(Records from a dataset)
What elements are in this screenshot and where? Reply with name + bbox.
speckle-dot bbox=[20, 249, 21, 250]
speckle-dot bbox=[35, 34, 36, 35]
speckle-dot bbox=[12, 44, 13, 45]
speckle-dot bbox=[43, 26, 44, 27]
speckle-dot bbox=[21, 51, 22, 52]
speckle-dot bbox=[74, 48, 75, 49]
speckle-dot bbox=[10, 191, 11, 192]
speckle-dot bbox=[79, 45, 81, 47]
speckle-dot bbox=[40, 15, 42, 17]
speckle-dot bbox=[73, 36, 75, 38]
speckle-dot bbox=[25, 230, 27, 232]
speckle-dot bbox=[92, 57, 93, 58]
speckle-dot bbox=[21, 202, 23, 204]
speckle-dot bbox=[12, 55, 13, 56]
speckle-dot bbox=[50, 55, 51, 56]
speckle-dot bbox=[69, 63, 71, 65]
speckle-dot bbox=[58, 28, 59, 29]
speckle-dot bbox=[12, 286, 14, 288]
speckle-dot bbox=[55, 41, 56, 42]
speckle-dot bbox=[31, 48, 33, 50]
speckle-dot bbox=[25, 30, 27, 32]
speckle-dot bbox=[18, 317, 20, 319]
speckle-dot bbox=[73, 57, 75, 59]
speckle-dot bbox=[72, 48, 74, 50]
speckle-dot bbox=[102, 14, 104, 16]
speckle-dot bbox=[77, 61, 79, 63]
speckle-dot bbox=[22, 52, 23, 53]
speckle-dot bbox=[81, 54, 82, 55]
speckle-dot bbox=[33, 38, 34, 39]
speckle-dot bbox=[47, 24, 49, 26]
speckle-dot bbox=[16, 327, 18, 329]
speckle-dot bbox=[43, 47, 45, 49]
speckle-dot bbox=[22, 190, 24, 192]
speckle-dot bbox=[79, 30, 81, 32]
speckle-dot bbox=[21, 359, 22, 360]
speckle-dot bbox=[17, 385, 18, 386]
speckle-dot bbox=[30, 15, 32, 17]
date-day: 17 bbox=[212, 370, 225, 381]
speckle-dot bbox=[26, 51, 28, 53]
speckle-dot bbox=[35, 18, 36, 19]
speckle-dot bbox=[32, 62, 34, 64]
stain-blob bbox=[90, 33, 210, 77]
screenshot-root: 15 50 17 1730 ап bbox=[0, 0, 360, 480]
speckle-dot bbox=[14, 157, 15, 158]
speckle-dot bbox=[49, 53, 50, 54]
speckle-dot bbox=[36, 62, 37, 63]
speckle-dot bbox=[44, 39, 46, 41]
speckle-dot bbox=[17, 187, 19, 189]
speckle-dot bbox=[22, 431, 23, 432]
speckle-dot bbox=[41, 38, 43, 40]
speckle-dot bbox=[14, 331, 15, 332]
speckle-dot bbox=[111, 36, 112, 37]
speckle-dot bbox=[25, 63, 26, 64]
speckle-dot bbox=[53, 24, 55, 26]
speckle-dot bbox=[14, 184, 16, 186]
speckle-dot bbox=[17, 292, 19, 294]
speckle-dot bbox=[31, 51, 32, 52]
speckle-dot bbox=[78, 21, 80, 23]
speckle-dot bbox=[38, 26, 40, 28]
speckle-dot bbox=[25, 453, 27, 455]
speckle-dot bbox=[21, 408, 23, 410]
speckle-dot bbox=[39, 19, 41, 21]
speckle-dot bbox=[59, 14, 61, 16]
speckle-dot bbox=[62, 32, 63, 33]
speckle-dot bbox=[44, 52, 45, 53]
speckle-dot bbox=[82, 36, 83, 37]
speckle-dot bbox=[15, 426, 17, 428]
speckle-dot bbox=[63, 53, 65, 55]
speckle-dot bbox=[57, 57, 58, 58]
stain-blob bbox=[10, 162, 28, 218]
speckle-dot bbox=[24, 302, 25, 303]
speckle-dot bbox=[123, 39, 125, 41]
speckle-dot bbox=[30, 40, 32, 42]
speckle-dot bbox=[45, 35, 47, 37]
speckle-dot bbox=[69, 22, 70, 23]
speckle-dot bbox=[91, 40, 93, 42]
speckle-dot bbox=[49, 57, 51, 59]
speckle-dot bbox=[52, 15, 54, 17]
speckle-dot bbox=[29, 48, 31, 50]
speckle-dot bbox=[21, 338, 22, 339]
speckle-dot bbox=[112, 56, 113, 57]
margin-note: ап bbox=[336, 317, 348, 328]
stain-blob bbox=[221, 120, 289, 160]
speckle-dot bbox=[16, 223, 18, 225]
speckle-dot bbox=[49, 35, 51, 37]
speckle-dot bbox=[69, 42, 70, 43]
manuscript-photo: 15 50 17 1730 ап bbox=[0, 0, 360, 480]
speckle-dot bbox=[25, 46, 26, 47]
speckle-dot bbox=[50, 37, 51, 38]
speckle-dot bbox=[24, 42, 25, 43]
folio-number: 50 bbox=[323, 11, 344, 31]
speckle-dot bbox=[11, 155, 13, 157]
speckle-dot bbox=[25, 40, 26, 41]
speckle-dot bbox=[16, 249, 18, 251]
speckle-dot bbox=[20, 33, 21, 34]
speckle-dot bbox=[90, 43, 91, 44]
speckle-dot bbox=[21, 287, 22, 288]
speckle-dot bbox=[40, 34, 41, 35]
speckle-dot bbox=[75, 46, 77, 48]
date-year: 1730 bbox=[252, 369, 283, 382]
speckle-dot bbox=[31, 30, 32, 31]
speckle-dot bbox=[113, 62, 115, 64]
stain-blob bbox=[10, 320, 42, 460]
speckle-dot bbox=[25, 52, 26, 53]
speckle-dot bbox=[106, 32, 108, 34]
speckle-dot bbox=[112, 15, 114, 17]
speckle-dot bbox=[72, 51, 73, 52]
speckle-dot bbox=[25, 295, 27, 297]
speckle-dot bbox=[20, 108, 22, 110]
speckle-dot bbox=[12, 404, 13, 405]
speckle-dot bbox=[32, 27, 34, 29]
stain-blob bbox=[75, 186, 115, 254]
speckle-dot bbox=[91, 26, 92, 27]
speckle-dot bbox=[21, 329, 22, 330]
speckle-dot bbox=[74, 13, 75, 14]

--

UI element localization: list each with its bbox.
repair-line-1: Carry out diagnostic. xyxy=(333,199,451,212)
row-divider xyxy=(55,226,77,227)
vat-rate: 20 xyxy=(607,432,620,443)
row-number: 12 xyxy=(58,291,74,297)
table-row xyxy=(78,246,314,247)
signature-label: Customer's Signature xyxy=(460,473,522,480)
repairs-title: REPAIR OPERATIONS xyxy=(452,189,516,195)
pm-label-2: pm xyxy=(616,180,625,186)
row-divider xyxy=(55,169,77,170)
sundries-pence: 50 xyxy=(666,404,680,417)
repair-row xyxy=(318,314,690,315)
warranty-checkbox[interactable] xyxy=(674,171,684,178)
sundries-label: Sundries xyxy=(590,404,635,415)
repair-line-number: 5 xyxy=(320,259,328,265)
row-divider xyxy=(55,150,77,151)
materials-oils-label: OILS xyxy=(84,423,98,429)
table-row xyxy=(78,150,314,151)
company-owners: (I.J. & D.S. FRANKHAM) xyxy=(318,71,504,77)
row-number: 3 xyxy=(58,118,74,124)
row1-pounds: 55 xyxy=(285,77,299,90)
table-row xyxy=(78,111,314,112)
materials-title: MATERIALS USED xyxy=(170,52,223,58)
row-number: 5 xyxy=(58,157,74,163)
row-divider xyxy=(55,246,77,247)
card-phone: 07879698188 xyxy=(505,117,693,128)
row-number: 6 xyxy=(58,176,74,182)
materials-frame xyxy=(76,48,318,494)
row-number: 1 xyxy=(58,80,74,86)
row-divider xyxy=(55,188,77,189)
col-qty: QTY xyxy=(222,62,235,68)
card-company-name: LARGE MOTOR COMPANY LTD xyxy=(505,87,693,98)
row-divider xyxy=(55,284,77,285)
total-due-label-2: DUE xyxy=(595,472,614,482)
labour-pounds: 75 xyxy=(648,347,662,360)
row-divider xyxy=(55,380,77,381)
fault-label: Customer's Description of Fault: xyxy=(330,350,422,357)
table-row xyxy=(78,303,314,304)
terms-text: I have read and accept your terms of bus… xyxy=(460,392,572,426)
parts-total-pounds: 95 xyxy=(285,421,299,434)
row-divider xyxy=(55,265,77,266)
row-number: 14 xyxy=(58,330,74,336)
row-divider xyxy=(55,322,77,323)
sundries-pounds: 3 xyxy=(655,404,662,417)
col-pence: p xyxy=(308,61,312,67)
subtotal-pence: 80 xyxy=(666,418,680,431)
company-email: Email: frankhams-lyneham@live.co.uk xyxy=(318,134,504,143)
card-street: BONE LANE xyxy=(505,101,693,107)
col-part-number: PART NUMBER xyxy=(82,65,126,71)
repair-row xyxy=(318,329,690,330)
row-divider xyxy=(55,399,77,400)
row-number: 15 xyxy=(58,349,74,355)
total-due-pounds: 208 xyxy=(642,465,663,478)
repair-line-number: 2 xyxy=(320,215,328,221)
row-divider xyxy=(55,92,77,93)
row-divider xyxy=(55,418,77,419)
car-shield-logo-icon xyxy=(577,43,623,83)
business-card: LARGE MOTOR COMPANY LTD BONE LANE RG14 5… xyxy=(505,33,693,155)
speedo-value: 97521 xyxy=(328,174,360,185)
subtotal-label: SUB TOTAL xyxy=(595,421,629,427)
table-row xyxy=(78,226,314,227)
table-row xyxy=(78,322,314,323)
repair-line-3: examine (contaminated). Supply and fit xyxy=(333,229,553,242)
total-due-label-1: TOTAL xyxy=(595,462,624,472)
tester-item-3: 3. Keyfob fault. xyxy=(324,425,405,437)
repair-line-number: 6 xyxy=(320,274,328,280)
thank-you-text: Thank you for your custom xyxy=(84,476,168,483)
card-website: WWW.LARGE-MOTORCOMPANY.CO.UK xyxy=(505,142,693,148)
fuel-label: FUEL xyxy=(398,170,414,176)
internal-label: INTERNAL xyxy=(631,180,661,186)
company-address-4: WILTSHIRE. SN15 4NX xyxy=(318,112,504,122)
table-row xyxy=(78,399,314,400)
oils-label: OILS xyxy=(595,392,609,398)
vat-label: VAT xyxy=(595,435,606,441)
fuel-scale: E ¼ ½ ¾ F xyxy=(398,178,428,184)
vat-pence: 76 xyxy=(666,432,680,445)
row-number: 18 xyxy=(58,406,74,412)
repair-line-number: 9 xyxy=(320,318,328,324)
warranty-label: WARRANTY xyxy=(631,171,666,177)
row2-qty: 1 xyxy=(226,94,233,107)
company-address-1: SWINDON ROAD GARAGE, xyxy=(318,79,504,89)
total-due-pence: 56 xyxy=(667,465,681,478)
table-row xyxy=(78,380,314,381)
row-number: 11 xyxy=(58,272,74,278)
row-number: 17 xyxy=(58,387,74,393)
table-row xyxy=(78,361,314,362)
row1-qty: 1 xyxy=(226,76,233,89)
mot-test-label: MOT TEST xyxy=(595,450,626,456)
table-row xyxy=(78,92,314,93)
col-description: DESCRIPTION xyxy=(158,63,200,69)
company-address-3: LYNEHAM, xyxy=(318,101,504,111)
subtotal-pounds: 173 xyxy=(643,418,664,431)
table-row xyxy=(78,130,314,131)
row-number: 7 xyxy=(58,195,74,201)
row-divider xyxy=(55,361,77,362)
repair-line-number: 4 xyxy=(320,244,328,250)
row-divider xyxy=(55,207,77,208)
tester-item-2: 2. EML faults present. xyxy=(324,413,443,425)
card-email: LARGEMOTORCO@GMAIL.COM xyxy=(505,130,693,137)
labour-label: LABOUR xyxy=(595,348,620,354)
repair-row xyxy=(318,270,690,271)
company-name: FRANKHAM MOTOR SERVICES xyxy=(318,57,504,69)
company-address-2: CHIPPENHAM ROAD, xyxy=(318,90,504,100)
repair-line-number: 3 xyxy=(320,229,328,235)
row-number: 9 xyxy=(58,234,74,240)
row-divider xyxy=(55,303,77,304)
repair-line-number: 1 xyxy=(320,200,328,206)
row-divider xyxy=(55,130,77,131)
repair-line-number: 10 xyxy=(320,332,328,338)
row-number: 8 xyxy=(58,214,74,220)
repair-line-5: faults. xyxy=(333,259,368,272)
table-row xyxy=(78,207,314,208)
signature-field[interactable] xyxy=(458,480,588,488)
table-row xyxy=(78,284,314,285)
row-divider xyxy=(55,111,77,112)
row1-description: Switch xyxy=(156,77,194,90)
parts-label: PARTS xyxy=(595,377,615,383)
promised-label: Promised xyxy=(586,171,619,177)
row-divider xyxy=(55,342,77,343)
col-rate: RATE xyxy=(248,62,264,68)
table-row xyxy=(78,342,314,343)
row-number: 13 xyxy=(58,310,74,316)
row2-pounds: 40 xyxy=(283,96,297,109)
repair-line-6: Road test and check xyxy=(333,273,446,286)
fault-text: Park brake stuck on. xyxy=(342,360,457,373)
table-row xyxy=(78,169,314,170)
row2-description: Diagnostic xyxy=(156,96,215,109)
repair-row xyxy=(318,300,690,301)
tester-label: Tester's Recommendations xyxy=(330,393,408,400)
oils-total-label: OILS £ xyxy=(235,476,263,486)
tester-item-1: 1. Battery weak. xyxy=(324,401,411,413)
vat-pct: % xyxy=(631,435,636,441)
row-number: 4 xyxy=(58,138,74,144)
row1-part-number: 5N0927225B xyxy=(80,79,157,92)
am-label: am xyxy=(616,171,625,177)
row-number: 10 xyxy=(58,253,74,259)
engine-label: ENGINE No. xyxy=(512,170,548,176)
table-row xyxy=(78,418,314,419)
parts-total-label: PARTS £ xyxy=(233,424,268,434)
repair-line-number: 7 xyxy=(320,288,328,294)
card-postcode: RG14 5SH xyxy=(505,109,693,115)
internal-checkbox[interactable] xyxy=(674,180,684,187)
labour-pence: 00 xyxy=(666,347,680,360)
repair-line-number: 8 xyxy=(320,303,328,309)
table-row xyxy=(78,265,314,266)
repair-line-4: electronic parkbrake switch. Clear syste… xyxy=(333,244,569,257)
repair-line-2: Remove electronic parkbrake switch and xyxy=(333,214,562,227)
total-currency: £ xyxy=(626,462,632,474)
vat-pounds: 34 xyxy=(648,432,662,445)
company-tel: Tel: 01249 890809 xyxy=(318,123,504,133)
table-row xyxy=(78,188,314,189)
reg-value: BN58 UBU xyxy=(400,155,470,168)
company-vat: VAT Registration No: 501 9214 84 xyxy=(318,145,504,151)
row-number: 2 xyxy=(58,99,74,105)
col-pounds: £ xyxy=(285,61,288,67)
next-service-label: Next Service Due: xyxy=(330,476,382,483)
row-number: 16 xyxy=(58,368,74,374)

PROBLEM DESCRIPTION:
Copy out the data above, from the line containing "What elements are" through the line containing "speckle-dot bbox=[25, 453, 27, 455]", with every line reproduced unchanged.

TASK ANSWER:
What elements are in this screenshot and where? Reply with name + bbox.
speckle-dot bbox=[20, 249, 21, 250]
speckle-dot bbox=[35, 34, 36, 35]
speckle-dot bbox=[12, 44, 13, 45]
speckle-dot bbox=[43, 26, 44, 27]
speckle-dot bbox=[21, 51, 22, 52]
speckle-dot bbox=[74, 48, 75, 49]
speckle-dot bbox=[10, 191, 11, 192]
speckle-dot bbox=[79, 45, 81, 47]
speckle-dot bbox=[40, 15, 42, 17]
speckle-dot bbox=[73, 36, 75, 38]
speckle-dot bbox=[25, 230, 27, 232]
speckle-dot bbox=[92, 57, 93, 58]
speckle-dot bbox=[21, 202, 23, 204]
speckle-dot bbox=[12, 55, 13, 56]
speckle-dot bbox=[50, 55, 51, 56]
speckle-dot bbox=[69, 63, 71, 65]
speckle-dot bbox=[58, 28, 59, 29]
speckle-dot bbox=[12, 286, 14, 288]
speckle-dot bbox=[55, 41, 56, 42]
speckle-dot bbox=[31, 48, 33, 50]
speckle-dot bbox=[25, 30, 27, 32]
speckle-dot bbox=[18, 317, 20, 319]
speckle-dot bbox=[73, 57, 75, 59]
speckle-dot bbox=[72, 48, 74, 50]
speckle-dot bbox=[102, 14, 104, 16]
speckle-dot bbox=[77, 61, 79, 63]
speckle-dot bbox=[22, 52, 23, 53]
speckle-dot bbox=[81, 54, 82, 55]
speckle-dot bbox=[33, 38, 34, 39]
speckle-dot bbox=[47, 24, 49, 26]
speckle-dot bbox=[16, 327, 18, 329]
speckle-dot bbox=[43, 47, 45, 49]
speckle-dot bbox=[22, 190, 24, 192]
speckle-dot bbox=[79, 30, 81, 32]
speckle-dot bbox=[21, 359, 22, 360]
speckle-dot bbox=[17, 385, 18, 386]
speckle-dot bbox=[30, 15, 32, 17]
date-day: 17 bbox=[212, 370, 225, 381]
speckle-dot bbox=[26, 51, 28, 53]
speckle-dot bbox=[35, 18, 36, 19]
speckle-dot bbox=[32, 62, 34, 64]
stain-blob bbox=[90, 33, 210, 77]
screenshot-root: 15 50 17 1730 ап bbox=[0, 0, 360, 480]
speckle-dot bbox=[14, 157, 15, 158]
speckle-dot bbox=[49, 53, 50, 54]
speckle-dot bbox=[36, 62, 37, 63]
speckle-dot bbox=[44, 39, 46, 41]
speckle-dot bbox=[17, 187, 19, 189]
speckle-dot bbox=[22, 431, 23, 432]
speckle-dot bbox=[41, 38, 43, 40]
speckle-dot bbox=[14, 331, 15, 332]
speckle-dot bbox=[111, 36, 112, 37]
speckle-dot bbox=[25, 63, 26, 64]
speckle-dot bbox=[53, 24, 55, 26]
speckle-dot bbox=[14, 184, 16, 186]
speckle-dot bbox=[17, 292, 19, 294]
speckle-dot bbox=[31, 51, 32, 52]
speckle-dot bbox=[78, 21, 80, 23]
speckle-dot bbox=[38, 26, 40, 28]
speckle-dot bbox=[25, 453, 27, 455]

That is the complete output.